■ **EXTRACT**:
begin

Issue on Dev branch v0.0.8 RuntimeError: CUDA error: invalid argument CUDA kernel errors might be asynchronously reported at some other API call,so the stacktrace below might be incorrect. For debugging consider passing CUDA_LAUNCH_BLOCKING=1.

cian0 commented 1 year ago

My env:

Ubuntu 22 xformers 0.0.14.dev0 torch 1.12.1 diffusers 0.9.0 Python 3.9.12 Cuda 11.7 RTX 3090

Note that this doesn't occur when I uninstall/reinstall 0.0.7 lora_diffusion dev branch

INFO: Created TensorFlow Lite XNNPACK delegate for CPU.
Traceback (most recent call last):
  File "/home/ian/miniconda3/bin/lora_pti", line 33, in <module>
    sys.exit(load_entry_point('lora-diffusion', 'console_scripts', 'lora_pti')())
  File "/home/ian/projs/lora/lora_diffusion/cli_lora_pti.py", line 738, in main
    fire.Fire(train)
  File "/home/ian/miniconda3/lib/python3.9/site-packages/fire/core.py", line 141, in Fire
    component_trace = _Fire(component, args, parsed_flag_args, context, name)
  File "/home/ian/miniconda3/lib/python3.9/site-packages/fire/core.py", line 466, in _Fire
    component, remaining_args = _CallAndUpdateTrace(
  File "/home/ian/miniconda3/lib/python3.9/site-packages/fire/core.py", line 681, in _CallAndUpdateTrace
    component = fn(*varargs, **kwargs)
  File "/home/ian/projs/lora/lora_diffusion/cli_lora_pti.py", line 642, in train
    train_inversion(
  File "/home/ian/projs/lora/lora_diffusion/cli_lora_pti.py", line 307, in train_inversion
    loss.backward()
  File "/home/ian/miniconda3/lib/python3.9/site-packages/torch/_tensor.py", line 396, in backward
    torch.autograd.backward(self, gradient, retain_graph, create_graph, inputs=inputs)
  File "/home/ian/miniconda3/lib/python3.9/site-packages/torch/autograd/__init__.py", line 173, in backward
    Variable._execution_engine.run_backward(  # Calls into the C++ engine to run the backward pass
  File "/home/ian/miniconda3/lib/python3.9/site-packages/torch/autograd/function.py", line 253, in apply
    return user_fn(self, *args)
  File "/home/ian/miniconda3/lib/python3.9/site-packages/xformers/ops.py", line 369, in backward
    ) = torch.ops.xformers.efficient_attention_backward_cutlass(
  File "/home/ian/miniconda3/lib/python3.9/site-packages/torch/_ops.py", line 143, in __call__
    return self._op(*args, **kwargs or {})

end

■ **TASKS TO PERFORM**:
A) In the CUDA error issue, which GPU is listed in the environment?
B) Translate this sentence from the CUDA error issue into Spanish: "For debugging consider passing CUDA_LAUNCH_BLOCKING=1."
C) Extend the CUDA error issue past its last line.

■ **INFORMATION SUPPLIED**:
begin

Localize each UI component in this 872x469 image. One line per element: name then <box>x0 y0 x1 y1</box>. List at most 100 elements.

end

■ **ANSWERS TO THE EXERCISES**:
A) An RTX 3090.

B) Para depurar, considera pasar CUDA_LAUNCH_BLOCKING=1.

C)
RuntimeError: CUDA error: invalid argument
CUDA kernel errors might be asynchronously reported at some other API call,so the stacktrace below might be incorrect.
For debugging consider passing CUDA_LAUNCH_BLOCKING=1.

cloneofsimo commented 1 year ago

This is xformer error. I'm not really familiar with xformer here, maybe @hafriedlander might be able to help? BTW lora_pti is not tested with xformer right now.

hafriedlander commented 1 year ago

Hmm. So: 1) Xformers doesn't work backwards on 3090 with certain unet sizes. This is a known issue, and xformers team aren't likely to fix. 2) When you enable xformers in https://github.com/cloneofsimo/lora/blob/master/training_scripts/train_lora_dreambooth.py I fix this by only enabling it on unets with sizes that do work. The specific code is at https://github.com/cloneofsimo/lora/blob/master/lora_diffusion/xformers_utils.py#L42 3) But that code isn't ever called with cli_lora_pti - so how is xformers getting enabled?

@cian0 What is the exact version of the Diffusers library you are using?

cloneofsimo commented 1 year ago

Hmm. So:

Xformers doesn't work backwards on 3090 with certain unet sizes. This is a known issue, and xformers team aren't likely to fix.

When you enable xformers in https://github.com/cloneofsimo/lora/blob/master/training_scripts/train_lora_dreambooth.py I fix this by only enabling it on unets with sizes that do work. The specific code is at https://github.com/cloneofsimo/lora/blob/master/lora_diffusion/xformers_utils.py#L42

But that code isn't ever called with cli_lora_pti - so how is xformers getting enabled?

@cian0 What is the exact version of the Diffusers library you are using?

Indeed, lora_pti doesn't support xformers yet...

cian0 commented 1 year ago

Hmm. So:

Xformers doesn't work backwards on 3090 with certain unet sizes. This is a known issue, and xformers team aren't likely to fix.

When you enable xformers in https://github.com/cloneofsimo/lora/blob/master/training_scripts/train_lora_dreambooth.py I fix this by only enabling it on unets with sizes that do work. The specific code is at https://github.com/cloneofsimo/lora/blob/master/lora_diffusion/xformers_utils.py#L42

But that code isn't ever called with cli_lora_pti - so how is xformers getting enabled?

@cian0 What is the exact version of the Diffusers library you are using?

weird, when I run pip list it is 0.9.0 but when I run conda list it is 0.7.0.dev0 for my diffusers lib, I'll try to update both and see if it gets resolved as well

hafriedlander commented 1 year ago

Cool, that's what I wondered - some versions of Diffusers (0.9.0 and 0.10.0) tried to automatically enable xformers if it was installed,. 0.11 doesn't for sure, so try updating to latest & see how it goes.

cian0 commented 1 year ago

Fixed now with updating diffusers thanks!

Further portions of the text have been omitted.